PROMPT:
Write every line of the material out exactly as shown.

[Saved entries]

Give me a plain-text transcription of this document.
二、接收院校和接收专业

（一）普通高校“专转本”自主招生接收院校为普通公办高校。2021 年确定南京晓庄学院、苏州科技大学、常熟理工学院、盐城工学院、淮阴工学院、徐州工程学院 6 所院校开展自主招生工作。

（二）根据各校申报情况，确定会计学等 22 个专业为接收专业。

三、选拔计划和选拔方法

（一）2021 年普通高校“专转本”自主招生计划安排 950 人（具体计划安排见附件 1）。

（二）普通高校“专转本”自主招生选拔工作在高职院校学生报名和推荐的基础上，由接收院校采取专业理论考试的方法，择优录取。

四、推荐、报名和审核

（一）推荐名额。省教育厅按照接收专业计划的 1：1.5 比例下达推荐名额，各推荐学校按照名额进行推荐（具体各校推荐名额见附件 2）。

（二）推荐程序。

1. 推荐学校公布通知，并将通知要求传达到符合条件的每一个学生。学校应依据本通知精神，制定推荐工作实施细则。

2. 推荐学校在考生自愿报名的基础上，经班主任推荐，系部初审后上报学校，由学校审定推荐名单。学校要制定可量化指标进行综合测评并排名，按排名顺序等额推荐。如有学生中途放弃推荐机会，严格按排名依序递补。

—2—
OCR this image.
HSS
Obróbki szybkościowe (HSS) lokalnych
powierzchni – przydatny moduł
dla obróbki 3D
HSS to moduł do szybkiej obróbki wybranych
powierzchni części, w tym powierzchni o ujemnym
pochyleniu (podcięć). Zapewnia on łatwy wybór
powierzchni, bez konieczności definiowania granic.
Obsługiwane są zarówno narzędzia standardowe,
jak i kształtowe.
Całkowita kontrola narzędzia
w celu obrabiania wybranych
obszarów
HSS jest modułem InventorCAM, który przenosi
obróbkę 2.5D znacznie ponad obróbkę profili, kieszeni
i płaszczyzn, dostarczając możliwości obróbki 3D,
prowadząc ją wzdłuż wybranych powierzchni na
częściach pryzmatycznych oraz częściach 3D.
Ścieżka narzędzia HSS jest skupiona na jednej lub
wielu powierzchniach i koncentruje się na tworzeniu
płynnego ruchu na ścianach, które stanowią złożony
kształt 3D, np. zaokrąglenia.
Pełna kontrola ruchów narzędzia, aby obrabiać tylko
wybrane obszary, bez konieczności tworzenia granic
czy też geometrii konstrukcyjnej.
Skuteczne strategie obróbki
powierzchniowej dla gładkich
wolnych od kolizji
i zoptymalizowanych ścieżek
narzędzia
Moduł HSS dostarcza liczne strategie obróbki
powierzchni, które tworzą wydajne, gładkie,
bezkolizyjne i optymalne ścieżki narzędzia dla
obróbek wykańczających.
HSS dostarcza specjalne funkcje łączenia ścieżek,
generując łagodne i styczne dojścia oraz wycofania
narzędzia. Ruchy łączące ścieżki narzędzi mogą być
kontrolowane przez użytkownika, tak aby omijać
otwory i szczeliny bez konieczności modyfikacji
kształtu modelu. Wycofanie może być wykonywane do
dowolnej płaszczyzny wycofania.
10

RESPONSE BELOW:
Give me a plain-text transcription of this document.
二、接收院校和接收专业

（一）普通高校“专转本”自主招生接收院校为普通公办高校。2021 年确定南京晓庄学院、苏州科技大学、常熟理工学院、盐城工学院、淮阴工学院、徐州工程学院 6 所院校开展自主招生工作。

（二）根据各校申报情况，确定会计学等 22 个专业为接收专业。

三、选拔计划和选拔方法

（一）2021 年普通高校“专转本”自主招生计划安排 950 人（具体计划安排见附件 1）。

（二）普通高校“专转本”自主招生选拔工作在高职院校学生报名和推荐的基础上，由接收院校采取专业理论考试的方法，择优录取。

四、推荐、报名和审核

（一）推荐名额。省教育厅按照接收专业计划的 1：1.5 比例下达推荐名额，各推荐学校按照名额进行推荐（具体各校推荐名额见附件 2）。

（二）推荐程序。

1. 推荐学校公布通知，并将通知要求传达到符合条件的每一个学生。学校应依据本通知精神，制定推荐工作实施细则。

2. 推荐学校在考生自愿报名的基础上，经班主任推荐，系部初审后上报学校，由学校审定推荐名单。学校要制定可量化指标进行综合测评并排名，按排名顺序等额推荐。如有学生中途放弃推荐机会，严格按排名依序递补。

—2—
OCR this image.
HSS
Obróbki szybkościowe (HSS) lokalnych
powierzchni – przydatny moduł
dla obróbki 3D
HSS to moduł do szybkiej obróbki wybranych
powierzchni części, w tym powierzchni o ujemnym
pochyleniu (podcięć). Zapewnia on łatwy wybór
powierzchni, bez konieczności definiowania granic.
Obsługiwane są zarówno narzędzia standardowe,
jak i kształtowe.
Całkowita kontrola narzędzia
w celu obrabiania wybranych
obszarów
HSS jest modułem InventorCAM, który przenosi
obróbkę 2.5D znacznie ponad obróbkę profili, kieszeni
i płaszczyzn, dostarczając możliwości obróbki 3D,
prowadząc ją wzdłuż wybranych powierzchni na
częściach pryzmatycznych oraz częściach 3D.
Ścieżka narzędzia HSS jest skupiona na jednej lub
wielu powierzchniach i koncentruje się na tworzeniu
płynnego ruchu na ścianach, które stanowią złożony
kształt 3D, np. zaokrąglenia.
Pełna kontrola ruchów narzędzia, aby obrabiać tylko
wybrane obszary, bez konieczności tworzenia granic
czy też geometrii konstrukcyjnej.
Skuteczne strategie obróbki
powierzchniowej dla gładkich
wolnych od kolizji
i zoptymalizowanych ścieżek
narzędzia
Moduł HSS dostarcza liczne strategie obróbki
powierzchni, które tworzą wydajne, gładkie,
bezkolizyjne i optymalne ścieżki narzędzia dla
obróbek wykańczających.
HSS dostarcza specjalne funkcje łączenia ścieżek,
generując łagodne i styczne dojścia oraz wycofania
narzędzia. Ruchy łączące ścieżki narzędzi mogą być
kontrolowane przez użytkownika, tak aby omijać
otwory i szczeliny bez konieczności modyfikacji
kształtu modelu. Wycofanie może być wykonywane do
dowolnej płaszczyzny wycofania.
10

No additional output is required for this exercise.